_Aim:_ Reproduce the entries below in full, word for word.
== Exercise inputs ==
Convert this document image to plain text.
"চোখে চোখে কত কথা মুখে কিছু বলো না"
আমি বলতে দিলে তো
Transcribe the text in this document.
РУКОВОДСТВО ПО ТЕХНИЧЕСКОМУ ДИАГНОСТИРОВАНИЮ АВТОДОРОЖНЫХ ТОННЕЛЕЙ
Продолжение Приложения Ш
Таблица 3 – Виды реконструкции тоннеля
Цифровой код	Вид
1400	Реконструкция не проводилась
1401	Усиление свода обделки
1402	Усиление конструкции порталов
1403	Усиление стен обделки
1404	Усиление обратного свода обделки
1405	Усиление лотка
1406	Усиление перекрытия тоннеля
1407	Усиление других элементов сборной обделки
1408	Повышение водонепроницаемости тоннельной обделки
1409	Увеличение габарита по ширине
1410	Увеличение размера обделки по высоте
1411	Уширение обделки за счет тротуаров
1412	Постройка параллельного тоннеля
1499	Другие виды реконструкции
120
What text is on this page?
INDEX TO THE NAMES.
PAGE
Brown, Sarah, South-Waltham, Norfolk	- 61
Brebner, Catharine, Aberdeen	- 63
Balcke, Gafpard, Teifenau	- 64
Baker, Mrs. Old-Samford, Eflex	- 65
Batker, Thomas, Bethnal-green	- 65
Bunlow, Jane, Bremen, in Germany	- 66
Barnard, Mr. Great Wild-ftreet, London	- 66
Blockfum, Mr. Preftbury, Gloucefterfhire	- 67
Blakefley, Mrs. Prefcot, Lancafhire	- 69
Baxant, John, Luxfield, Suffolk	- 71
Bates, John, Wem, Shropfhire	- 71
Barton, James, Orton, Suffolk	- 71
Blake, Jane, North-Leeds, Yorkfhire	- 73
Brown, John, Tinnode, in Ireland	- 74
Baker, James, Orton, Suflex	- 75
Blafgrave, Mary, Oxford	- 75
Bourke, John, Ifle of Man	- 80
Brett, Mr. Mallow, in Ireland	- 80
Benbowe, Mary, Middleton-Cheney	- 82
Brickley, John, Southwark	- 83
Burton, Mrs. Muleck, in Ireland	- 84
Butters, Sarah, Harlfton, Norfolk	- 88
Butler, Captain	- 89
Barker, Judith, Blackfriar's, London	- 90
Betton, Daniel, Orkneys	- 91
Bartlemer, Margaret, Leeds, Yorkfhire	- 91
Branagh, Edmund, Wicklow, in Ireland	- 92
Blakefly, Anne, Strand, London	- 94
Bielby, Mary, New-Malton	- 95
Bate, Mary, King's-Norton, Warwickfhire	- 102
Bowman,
===
_Output for this task:_
Convert this document image to plain text.
"চোখে চোখে কত কথা মুখে কিছু বলো না"
আমি বলতে দিলে তো
Transcribe the text in this document.
РУКОВОДСТВО ПО ТЕХНИЧЕСКОМУ ДИАГНОСТИРОВАНИЮ АВТОДОРОЖНЫХ ТОННЕЛЕЙ
Продолжение Приложения Ш
Таблица 3 – Виды реконструкции тоннеля
Цифровой код	Вид
1400	Реконструкция не проводилась
1401	Усиление свода обделки
1402	Усиление конструкции порталов
1403	Усиление стен обделки
1404	Усиление обратного свода обделки
1405	Усиление лотка
1406	Усиление перекрытия тоннеля
1407	Усиление других элементов сборной обделки
1408	Повышение водонепроницаемости тоннельной обделки
1409	Увеличение габарита по ширине
1410	Увеличение размера обделки по высоте
1411	Уширение обделки за счет тротуаров
1412	Постройка параллельного тоннеля
1499	Другие виды реконструкции
120
What text is on this page?
INDEX TO THE NAMES.
PAGE
Brown, Sarah, South-Waltham, Norfolk	- 61
Brebner, Catharine, Aberdeen	- 63
Balcke, Gafpard, Teifenau	- 64
Baker, Mrs. Old-Samford, Eflex	- 65
Batker, Thomas, Bethnal-green	- 65
Bunlow, Jane, Bremen, in Germany	- 66
Barnard, Mr. Great Wild-ftreet, London	- 66
Blockfum, Mr. Preftbury, Gloucefterfhire	- 67
Blakefley, Mrs. Prefcot, Lancafhire	- 69
Baxant, John, Luxfield, Suffolk	- 71
Bates, John, Wem, Shropfhire	- 71
Barton, James, Orton, Suffolk	- 71
Blake, Jane, North-Leeds, Yorkfhire	- 73
Brown, John, Tinnode, in Ireland	- 74
Baker, James, Orton, Suflex	- 75
Blafgrave, Mary, Oxford	- 75
Bourke, John, Ifle of Man	- 80
Brett, Mr. Mallow, in Ireland	- 80
Benbowe, Mary, Middleton-Cheney	- 82
Brickley, John, Southwark	- 83
Burton, Mrs. Muleck, in Ireland	- 84
Butters, Sarah, Harlfton, Norfolk	- 88
Butler, Captain	- 89
Barker, Judith, Blackfriar's, London	- 90
Betton, Daniel, Orkneys	- 91
Bartlemer, Margaret, Leeds, Yorkfhire	- 91
Branagh, Edmund, Wicklow, in Ireland	- 92
Blakefly, Anne, Strand, London	- 94
Bielby, Mary, New-Malton	- 95
Bate, Mary, King's-Norton, Warwickfhire	- 102
Bowman,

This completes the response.